TASK: Give the material again in full, matching it exactly.

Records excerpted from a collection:
========================================

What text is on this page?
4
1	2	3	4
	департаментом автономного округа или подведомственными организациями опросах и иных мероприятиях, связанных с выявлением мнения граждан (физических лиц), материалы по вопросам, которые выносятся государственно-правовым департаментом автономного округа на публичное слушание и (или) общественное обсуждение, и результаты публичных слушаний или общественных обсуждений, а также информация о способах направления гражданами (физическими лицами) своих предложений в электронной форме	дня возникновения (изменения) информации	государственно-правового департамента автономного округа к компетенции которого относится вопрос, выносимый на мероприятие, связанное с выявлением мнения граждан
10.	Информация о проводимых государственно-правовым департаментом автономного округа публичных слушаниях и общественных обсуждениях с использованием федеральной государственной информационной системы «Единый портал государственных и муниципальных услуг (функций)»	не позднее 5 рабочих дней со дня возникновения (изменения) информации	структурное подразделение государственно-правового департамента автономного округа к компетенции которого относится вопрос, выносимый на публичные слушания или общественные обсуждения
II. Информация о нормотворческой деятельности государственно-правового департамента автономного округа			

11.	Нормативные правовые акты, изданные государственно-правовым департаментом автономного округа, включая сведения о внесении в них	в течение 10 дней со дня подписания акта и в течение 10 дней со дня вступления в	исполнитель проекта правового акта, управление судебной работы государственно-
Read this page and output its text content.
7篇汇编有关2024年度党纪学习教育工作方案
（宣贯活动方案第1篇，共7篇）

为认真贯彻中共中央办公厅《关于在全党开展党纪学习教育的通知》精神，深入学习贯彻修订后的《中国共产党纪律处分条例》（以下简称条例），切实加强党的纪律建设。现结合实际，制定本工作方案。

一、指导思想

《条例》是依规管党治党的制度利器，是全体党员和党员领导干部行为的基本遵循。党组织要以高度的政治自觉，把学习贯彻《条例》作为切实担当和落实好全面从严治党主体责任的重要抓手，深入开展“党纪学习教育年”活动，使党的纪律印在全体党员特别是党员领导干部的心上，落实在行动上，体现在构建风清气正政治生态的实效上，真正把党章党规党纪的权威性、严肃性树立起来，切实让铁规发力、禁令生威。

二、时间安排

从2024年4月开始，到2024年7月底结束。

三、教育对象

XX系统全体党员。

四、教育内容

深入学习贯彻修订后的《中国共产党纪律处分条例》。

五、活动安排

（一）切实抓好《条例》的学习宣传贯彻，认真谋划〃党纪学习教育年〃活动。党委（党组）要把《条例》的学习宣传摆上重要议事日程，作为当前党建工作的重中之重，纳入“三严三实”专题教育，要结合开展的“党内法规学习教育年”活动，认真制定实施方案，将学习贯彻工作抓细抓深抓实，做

========================================

ANSWER TO THIS EXERCISE:
What text is on this page?
4
1	2	3	4
	департаментом автономного округа или подведомственными организациями опросах и иных мероприятиях, связанных с выявлением мнения граждан (физических лиц), материалы по вопросам, которые выносятся государственно-правовым департаментом автономного округа на публичное слушание и (или) общественное обсуждение, и результаты публичных слушаний или общественных обсуждений, а также информация о способах направления гражданами (физическими лицами) своих предложений в электронной форме	дня возникновения (изменения) информации	государственно-правового департамента автономного округа к компетенции которого относится вопрос, выносимый на мероприятие, связанное с выявлением мнения граждан
10.	Информация о проводимых государственно-правовым департаментом автономного округа публичных слушаниях и общественных обсуждениях с использованием федеральной государственной информационной системы «Единый портал государственных и муниципальных услуг (функций)»	не позднее 5 рабочих дней со дня возникновения (изменения) информации	структурное подразделение государственно-правового департамента автономного округа к компетенции которого относится вопрос, выносимый на публичные слушания или общественные обсуждения
II. Информация о нормотворческой деятельности государственно-правового департамента автономного округа			

11.	Нормативные правовые акты, изданные государственно-правовым департаментом автономного округа, включая сведения о внесении в них	в течение 10 дней со дня подписания акта и в течение 10 дней со дня вступления в	исполнитель проекта правового акта, управление судебной работы государственно-
Read this page and output its text content.
7篇汇编有关2024年度党纪学习教育工作方案
（宣贯活动方案第1篇，共7篇）

为认真贯彻中共中央办公厅《关于在全党开展党纪学习教育的通知》精神，深入学习贯彻修订后的《中国共产党纪律处分条例》（以下简称条例），切实加强党的纪律建设。现结合实际，制定本工作方案。

一、指导思想

《条例》是依规管党治党的制度利器，是全体党员和党员领导干部行为的基本遵循。党组织要以高度的政治自觉，把学习贯彻《条例》作为切实担当和落实好全面从严治党主体责任的重要抓手，深入开展“党纪学习教育年”活动，使党的纪律印在全体党员特别是党员领导干部的心上，落实在行动上，体现在构建风清气正政治生态的实效上，真正把党章党规党纪的权威性、严肃性树立起来，切实让铁规发力、禁令生威。

二、时间安排

从2024年4月开始，到2024年7月底结束。

三、教育对象

XX系统全体党员。

四、教育内容

深入学习贯彻修订后的《中国共产党纪律处分条例》。

五、活动安排

（一）切实抓好《条例》的学习宣传贯彻，认真谋划〃党纪学习教育年〃活动。党委（党组）要把《条例》的学习宣传摆上重要议事日程，作为当前党建工作的重中之重，纳入“三严三实”专题教育，要结合开展的“党内法规学习教育年”活动，认真制定实施方案，将学习贯彻工作抓细抓深抓实，做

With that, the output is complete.